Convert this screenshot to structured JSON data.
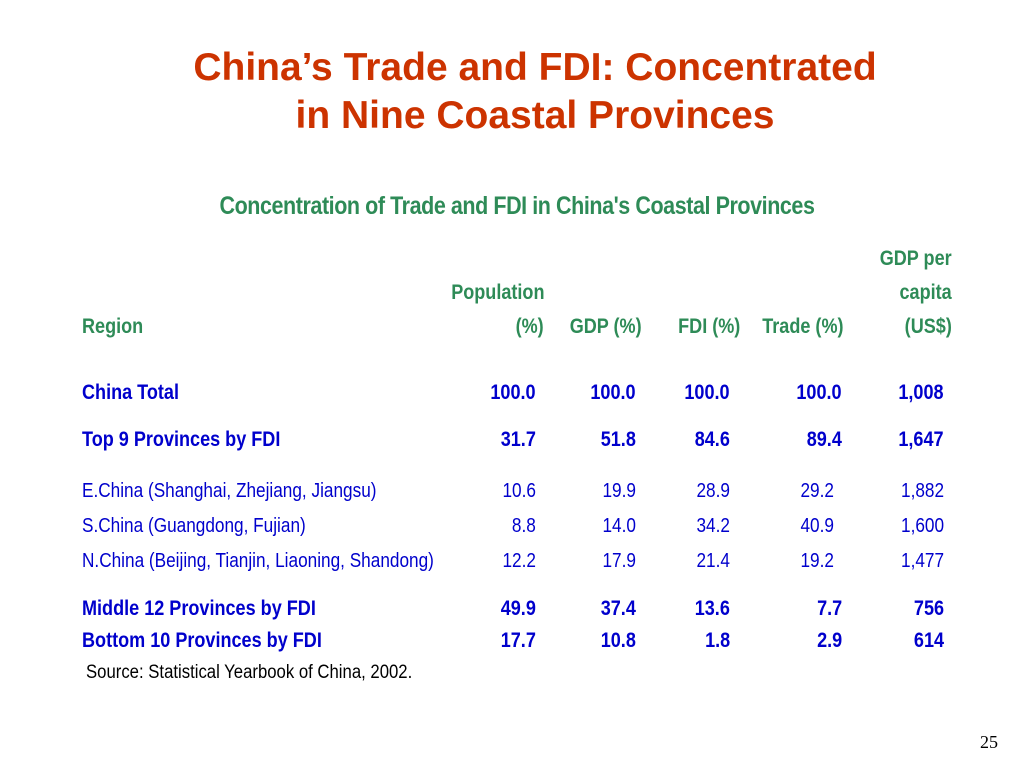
{
  "slide": {
    "title_line1": "China’s Trade and FDI: Concentrated",
    "title_line2": "in Nine Coastal Provinces",
    "table_title": "Concentration of Trade and FDI in China's Coastal Provinces",
    "page_number": "25"
  },
  "table": {
    "headers": {
      "region": "Region",
      "population_line1": "Population",
      "population_line2": "(%)",
      "gdp": "GDP (%)",
      "fdi": "FDI (%)",
      "trade": "Trade (%)",
      "gdppc_line1": "GDP per",
      "gdppc_line2": "capita",
      "gdppc_line3": "(US$)"
    },
    "rows": [
      {
        "region": "China Total",
        "population": "100.0",
        "gdp": "100.0",
        "fdi": "100.0",
        "trade": "100.0",
        "gdp_per_capita": "1,008"
      },
      {
        "region": "Top 9 Provinces by FDI",
        "population": "31.7",
        "gdp": "51.8",
        "fdi": "84.6",
        "trade": "89.4",
        "gdp_per_capita": "1,647"
      },
      {
        "region": "E.China (Shanghai, Zhejiang, Jiangsu)",
        "population": "10.6",
        "gdp": "19.9",
        "fdi": "28.9",
        "trade": "29.2",
        "gdp_per_capita": "1,882"
      },
      {
        "region": "S.China (Guangdong, Fujian)",
        "population": "8.8",
        "gdp": "14.0",
        "fdi": "34.2",
        "trade": "40.9",
        "gdp_per_capita": "1,600"
      },
      {
        "region": "N.China (Beijing, Tianjin, Liaoning, Shandong)",
        "population": "12.2",
        "gdp": "17.9",
        "fdi": "21.4",
        "trade": "19.2",
        "gdp_per_capita": "1,477"
      },
      {
        "region": "Middle 12 Provinces by FDI",
        "population": "49.9",
        "gdp": "37.4",
        "fdi": "13.6",
        "trade": "7.7",
        "gdp_per_capita": "756"
      },
      {
        "region": "Bottom 10 Provinces by FDI",
        "population": "17.7",
        "gdp": "10.8",
        "fdi": "1.8",
        "trade": "2.9",
        "gdp_per_capita": "614"
      }
    ],
    "source": "Source: Statistical Yearbook of China, 2002."
  }
}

-=-=-

**Goal**
Please write out all of the material above without changing a word, and omit any pictures.

**Solved problem**
Convert this screenshot to structured JSON data.
{
  "slide": {
    "title_line1": "China’s Trade and FDI: Concentrated",
    "title_line2": "in Nine Coastal Provinces",
    "table_title": "Concentration of Trade and FDI in China's Coastal Provinces",
    "page_number": "25"
  },
  "table": {
    "headers": {
      "region": "Region",
      "population_line1": "Population",
      "population_line2": "(%)",
      "gdp": "GDP (%)",
      "fdi": "FDI (%)",
      "trade": "Trade (%)",
      "gdppc_line1": "GDP per",
      "gdppc_line2": "capita",
      "gdppc_line3": "(US$)"
    },
    "rows": [
      {
        "region": "China Total",
        "population": "100.0",
        "gdp": "100.0",
        "fdi": "100.0",
        "trade": "100.0",
        "gdp_per_capita": "1,008"
      },
      {
        "region": "Top 9 Provinces by FDI",
        "population": "31.7",
        "gdp": "51.8",
        "fdi": "84.6",
        "trade": "89.4",
        "gdp_per_capita": "1,647"
      },
      {
        "region": "E.China (Shanghai, Zhejiang, Jiangsu)",
        "population": "10.6",
        "gdp": "19.9",
        "fdi": "28.9",
        "trade": "29.2",
        "gdp_per_capita": "1,882"
      },
      {
        "region": "S.China (Guangdong, Fujian)",
        "population": "8.8",
        "gdp": "14.0",
        "fdi": "34.2",
        "trade": "40.9",
        "gdp_per_capita": "1,600"
      },
      {
        "region": "N.China (Beijing, Tianjin, Liaoning, Shandong)",
        "population": "12.2",
        "gdp": "17.9",
        "fdi": "21.4",
        "trade": "19.2",
        "gdp_per_capita": "1,477"
      },
      {
        "region": "Middle 12 Provinces by FDI",
        "population": "49.9",
        "gdp": "37.4",
        "fdi": "13.6",
        "trade": "7.7",
        "gdp_per_capita": "756"
      },
      {
        "region": "Bottom 10 Provinces by FDI",
        "population": "17.7",
        "gdp": "10.8",
        "fdi": "1.8",
        "trade": "2.9",
        "gdp_per_capita": "614"
      }
    ],
    "source": "Source: Statistical Yearbook of China, 2002."
  }
}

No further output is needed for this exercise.